MATERIAL SHOWN.
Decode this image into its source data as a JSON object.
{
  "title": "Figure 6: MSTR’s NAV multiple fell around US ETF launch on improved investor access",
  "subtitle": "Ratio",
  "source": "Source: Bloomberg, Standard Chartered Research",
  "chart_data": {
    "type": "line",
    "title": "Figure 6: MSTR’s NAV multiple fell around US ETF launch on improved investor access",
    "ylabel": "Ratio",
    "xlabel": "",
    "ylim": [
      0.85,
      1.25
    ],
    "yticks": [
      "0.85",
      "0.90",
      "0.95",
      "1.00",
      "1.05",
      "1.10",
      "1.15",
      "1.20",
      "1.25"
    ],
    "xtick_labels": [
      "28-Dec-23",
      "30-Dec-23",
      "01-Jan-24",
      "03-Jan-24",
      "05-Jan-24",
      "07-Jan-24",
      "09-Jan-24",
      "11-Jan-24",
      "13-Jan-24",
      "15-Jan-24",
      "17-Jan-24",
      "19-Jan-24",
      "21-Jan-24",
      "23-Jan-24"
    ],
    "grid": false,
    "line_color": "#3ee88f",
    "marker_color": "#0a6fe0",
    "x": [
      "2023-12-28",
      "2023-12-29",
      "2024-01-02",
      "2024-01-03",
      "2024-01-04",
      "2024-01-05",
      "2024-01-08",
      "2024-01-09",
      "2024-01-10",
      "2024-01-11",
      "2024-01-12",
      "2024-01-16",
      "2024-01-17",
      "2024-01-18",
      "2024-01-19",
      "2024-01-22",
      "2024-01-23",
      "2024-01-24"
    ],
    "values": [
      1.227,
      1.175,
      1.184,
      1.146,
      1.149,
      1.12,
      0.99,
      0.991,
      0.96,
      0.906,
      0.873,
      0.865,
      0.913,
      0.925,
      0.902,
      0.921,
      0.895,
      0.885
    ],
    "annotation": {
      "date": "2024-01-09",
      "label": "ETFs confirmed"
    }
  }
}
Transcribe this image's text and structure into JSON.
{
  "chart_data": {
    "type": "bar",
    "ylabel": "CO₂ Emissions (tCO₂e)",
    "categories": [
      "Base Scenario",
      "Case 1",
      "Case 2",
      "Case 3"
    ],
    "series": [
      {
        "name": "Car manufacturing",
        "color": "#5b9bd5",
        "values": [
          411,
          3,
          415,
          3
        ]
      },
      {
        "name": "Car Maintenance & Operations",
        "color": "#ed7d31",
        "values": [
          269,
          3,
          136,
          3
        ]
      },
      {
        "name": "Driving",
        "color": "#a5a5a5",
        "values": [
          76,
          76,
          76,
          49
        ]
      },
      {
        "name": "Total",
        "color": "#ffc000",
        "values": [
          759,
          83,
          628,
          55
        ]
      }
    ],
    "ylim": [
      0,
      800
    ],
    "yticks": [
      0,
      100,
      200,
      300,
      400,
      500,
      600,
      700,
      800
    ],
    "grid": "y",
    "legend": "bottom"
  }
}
* * *
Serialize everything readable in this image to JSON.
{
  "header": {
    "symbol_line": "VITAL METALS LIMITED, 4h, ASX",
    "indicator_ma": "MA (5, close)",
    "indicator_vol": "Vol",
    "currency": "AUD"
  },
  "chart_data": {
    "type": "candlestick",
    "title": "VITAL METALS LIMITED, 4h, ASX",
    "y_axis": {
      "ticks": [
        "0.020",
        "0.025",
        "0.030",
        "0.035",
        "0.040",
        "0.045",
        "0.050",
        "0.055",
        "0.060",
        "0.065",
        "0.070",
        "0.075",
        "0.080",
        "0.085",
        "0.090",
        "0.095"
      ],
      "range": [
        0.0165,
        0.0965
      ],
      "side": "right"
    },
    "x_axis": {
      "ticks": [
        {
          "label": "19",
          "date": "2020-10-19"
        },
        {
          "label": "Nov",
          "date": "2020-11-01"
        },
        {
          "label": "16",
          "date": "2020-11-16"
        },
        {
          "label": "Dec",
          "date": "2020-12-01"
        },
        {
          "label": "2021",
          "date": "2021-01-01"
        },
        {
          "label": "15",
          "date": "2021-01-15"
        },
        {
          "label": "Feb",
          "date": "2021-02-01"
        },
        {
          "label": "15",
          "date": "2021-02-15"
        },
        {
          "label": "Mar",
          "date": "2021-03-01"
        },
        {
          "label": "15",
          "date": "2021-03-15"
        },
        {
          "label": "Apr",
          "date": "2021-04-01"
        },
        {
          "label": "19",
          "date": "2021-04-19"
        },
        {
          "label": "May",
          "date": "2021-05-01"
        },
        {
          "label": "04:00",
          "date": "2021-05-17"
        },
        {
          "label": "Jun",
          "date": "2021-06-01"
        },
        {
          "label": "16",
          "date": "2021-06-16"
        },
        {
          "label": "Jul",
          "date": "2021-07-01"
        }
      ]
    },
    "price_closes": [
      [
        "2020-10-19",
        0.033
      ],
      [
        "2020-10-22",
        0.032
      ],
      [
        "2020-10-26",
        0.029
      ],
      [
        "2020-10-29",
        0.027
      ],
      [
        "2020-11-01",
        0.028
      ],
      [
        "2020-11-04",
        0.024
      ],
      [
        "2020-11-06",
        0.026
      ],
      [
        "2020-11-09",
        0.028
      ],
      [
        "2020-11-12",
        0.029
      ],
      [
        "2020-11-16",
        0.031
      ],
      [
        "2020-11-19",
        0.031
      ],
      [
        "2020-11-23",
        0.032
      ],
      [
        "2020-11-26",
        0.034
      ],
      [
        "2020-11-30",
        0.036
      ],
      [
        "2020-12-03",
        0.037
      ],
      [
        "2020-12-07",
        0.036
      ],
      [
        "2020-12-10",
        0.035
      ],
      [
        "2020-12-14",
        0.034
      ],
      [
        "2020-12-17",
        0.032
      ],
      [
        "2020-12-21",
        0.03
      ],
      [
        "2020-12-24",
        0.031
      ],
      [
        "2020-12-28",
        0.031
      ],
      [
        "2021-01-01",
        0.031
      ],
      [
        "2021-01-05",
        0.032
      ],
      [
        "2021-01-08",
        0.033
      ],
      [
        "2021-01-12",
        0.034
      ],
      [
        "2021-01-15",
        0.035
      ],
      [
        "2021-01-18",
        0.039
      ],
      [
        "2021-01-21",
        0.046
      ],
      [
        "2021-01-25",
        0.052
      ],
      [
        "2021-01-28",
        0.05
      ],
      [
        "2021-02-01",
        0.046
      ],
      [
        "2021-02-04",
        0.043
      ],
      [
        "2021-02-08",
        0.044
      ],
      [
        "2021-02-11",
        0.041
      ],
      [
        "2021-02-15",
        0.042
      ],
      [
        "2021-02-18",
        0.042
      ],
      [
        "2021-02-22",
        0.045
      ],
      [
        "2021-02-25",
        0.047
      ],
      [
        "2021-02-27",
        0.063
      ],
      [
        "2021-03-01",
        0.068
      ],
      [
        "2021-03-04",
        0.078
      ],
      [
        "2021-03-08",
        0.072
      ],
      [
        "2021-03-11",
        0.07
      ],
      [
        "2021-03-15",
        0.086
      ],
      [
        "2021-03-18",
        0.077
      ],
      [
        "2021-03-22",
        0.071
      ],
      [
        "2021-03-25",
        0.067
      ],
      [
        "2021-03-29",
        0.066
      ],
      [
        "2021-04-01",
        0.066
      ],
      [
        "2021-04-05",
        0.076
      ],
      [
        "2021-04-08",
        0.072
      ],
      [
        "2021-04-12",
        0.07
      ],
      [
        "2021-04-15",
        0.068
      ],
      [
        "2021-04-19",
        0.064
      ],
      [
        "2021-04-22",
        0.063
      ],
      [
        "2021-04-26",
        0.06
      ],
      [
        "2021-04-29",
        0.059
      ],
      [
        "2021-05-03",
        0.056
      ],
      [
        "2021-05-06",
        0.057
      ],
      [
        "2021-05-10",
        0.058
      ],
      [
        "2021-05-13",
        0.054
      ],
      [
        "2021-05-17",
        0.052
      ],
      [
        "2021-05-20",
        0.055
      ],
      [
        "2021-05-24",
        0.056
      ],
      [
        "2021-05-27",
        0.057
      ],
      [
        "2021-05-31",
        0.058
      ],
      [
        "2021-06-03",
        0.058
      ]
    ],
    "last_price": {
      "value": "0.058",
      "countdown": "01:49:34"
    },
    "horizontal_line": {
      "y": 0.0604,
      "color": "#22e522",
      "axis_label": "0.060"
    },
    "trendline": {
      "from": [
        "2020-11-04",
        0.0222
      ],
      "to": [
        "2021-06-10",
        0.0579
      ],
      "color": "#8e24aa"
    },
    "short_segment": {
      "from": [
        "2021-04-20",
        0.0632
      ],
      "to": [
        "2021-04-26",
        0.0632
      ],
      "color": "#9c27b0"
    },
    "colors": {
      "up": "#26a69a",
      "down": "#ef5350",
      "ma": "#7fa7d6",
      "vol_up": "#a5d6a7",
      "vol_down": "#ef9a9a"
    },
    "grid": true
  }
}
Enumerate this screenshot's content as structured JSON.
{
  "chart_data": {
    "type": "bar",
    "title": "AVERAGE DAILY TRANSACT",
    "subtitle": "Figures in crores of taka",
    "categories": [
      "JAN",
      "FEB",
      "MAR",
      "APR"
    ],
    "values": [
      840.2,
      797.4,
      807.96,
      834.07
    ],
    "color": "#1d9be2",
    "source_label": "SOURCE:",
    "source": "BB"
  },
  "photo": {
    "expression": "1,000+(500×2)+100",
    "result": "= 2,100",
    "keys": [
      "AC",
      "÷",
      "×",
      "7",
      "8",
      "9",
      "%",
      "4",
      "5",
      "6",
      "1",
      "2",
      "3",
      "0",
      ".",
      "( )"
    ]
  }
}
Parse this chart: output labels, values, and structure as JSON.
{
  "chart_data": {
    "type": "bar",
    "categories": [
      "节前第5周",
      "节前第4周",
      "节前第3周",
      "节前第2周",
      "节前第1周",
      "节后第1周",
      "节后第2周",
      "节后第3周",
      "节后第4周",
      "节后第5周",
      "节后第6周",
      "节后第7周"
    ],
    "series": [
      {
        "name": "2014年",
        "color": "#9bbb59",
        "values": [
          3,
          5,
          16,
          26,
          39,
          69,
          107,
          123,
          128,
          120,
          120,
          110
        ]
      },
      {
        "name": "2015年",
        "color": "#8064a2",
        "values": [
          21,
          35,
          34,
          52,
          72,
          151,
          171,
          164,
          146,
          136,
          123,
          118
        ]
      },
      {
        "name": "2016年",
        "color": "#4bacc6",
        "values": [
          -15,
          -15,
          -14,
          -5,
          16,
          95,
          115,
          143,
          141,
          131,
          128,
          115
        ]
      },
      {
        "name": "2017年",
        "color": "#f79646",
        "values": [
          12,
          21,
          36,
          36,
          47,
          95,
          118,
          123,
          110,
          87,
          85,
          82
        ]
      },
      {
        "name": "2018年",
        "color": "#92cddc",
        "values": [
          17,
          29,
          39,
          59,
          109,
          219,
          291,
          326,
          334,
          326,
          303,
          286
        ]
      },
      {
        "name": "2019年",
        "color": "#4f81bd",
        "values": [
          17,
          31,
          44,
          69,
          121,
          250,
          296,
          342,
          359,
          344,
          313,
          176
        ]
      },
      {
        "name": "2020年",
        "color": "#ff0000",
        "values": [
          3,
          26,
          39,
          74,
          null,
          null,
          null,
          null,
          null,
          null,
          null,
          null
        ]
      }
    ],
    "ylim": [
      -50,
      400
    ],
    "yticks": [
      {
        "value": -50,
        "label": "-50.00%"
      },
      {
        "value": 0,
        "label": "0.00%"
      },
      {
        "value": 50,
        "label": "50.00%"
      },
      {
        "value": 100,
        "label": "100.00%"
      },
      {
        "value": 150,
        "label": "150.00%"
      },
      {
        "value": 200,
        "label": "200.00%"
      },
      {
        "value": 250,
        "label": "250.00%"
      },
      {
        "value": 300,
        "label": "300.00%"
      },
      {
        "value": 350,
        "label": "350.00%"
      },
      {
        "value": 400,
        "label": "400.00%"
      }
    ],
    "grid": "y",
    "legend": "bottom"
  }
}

JOB.
Point out every line holding the string "access" and copy it.

ANSWER TO THIS EXERCISE.
  "title": "Figure 6: MSTR’s NAV multiple fell around US ETF launch on improved investor access",
    "title": "Figure 6: MSTR’s NAV multiple fell around US ETF launch on improved investor access",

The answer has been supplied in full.